**EXTRACTED MATERIAL**
-----

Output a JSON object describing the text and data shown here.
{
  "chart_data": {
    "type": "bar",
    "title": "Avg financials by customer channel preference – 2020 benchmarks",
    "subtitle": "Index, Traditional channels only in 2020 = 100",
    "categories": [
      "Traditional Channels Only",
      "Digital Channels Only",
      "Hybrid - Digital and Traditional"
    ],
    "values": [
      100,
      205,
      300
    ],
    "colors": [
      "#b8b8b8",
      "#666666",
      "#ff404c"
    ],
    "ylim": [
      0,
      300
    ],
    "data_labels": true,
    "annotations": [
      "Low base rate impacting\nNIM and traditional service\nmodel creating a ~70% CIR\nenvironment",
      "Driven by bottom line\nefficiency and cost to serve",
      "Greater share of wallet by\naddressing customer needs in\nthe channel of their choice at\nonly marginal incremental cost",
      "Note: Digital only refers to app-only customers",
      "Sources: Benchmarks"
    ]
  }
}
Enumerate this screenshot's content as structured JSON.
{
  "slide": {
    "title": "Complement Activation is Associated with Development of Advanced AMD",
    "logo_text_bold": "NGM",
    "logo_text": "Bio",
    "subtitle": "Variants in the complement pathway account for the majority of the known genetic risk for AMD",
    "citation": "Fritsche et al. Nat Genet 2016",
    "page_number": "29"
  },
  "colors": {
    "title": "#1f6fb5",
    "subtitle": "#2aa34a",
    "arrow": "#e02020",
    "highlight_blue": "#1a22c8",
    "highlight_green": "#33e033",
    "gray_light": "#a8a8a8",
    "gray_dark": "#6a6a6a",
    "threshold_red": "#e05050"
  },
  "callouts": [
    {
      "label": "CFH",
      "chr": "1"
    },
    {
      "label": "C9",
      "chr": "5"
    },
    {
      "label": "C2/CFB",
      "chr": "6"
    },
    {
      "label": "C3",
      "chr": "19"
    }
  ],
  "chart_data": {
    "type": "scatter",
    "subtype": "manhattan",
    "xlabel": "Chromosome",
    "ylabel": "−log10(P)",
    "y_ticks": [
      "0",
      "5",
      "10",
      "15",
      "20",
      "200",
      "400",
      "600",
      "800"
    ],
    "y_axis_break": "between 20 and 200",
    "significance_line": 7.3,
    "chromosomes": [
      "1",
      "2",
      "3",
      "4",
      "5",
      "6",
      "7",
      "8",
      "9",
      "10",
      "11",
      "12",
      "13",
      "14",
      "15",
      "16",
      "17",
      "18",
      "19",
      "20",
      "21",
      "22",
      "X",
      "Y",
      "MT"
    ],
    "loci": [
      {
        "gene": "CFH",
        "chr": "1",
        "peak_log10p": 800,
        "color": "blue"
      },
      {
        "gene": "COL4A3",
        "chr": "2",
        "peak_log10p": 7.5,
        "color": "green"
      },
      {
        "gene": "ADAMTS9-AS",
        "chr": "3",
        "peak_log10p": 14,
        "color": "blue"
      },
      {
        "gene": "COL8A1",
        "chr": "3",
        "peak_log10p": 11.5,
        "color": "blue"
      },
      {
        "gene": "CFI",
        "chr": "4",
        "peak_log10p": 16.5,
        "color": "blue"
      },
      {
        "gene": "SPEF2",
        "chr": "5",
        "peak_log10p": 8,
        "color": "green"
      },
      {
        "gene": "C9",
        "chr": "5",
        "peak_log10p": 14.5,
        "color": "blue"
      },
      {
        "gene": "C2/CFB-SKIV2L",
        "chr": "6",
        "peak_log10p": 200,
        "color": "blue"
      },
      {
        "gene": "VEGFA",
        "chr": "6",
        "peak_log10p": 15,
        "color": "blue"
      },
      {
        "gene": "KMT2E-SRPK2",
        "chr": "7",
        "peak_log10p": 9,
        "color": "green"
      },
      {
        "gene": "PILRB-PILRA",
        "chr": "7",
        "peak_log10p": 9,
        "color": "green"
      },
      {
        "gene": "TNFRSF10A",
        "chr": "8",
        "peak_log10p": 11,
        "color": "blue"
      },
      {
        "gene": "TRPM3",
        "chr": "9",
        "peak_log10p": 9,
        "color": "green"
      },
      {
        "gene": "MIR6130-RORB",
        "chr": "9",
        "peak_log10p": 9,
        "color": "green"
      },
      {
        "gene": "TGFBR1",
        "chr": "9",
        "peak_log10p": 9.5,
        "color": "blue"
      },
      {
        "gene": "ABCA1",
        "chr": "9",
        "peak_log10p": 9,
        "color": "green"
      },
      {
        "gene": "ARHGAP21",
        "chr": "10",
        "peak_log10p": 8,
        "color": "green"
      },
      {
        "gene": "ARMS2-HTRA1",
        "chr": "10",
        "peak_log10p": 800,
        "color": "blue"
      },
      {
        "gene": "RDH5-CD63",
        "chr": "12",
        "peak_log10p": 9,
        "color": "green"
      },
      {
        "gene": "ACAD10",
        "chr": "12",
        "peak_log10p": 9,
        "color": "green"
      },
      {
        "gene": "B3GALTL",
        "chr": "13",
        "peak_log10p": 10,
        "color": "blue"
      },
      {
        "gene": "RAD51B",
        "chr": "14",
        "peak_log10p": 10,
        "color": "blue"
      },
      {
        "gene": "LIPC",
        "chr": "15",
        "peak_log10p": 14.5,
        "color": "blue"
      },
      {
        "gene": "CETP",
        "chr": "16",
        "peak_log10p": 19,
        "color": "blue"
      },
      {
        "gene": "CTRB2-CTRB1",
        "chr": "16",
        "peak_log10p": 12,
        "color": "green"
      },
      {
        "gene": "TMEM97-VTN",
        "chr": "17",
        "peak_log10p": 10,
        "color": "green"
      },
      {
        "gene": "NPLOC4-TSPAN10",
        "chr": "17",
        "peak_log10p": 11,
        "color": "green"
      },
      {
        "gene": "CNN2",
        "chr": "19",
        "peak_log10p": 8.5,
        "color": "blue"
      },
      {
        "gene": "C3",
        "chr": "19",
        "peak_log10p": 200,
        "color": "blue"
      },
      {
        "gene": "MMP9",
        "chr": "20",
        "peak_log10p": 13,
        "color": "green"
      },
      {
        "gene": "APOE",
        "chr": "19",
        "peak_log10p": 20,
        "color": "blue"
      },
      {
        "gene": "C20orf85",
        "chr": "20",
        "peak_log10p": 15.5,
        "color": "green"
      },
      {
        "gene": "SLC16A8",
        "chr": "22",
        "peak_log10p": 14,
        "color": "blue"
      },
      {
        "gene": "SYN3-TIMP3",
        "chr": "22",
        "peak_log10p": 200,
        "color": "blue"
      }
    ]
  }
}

-----

**SHORT TASK**
Find the string "Digital" in the listing and return every line that holds it.

**OUTPUT**
      "Digital Channels Only",
      "Hybrid - Digital and Traditional"
      "Note: Digital only refers to app-only customers",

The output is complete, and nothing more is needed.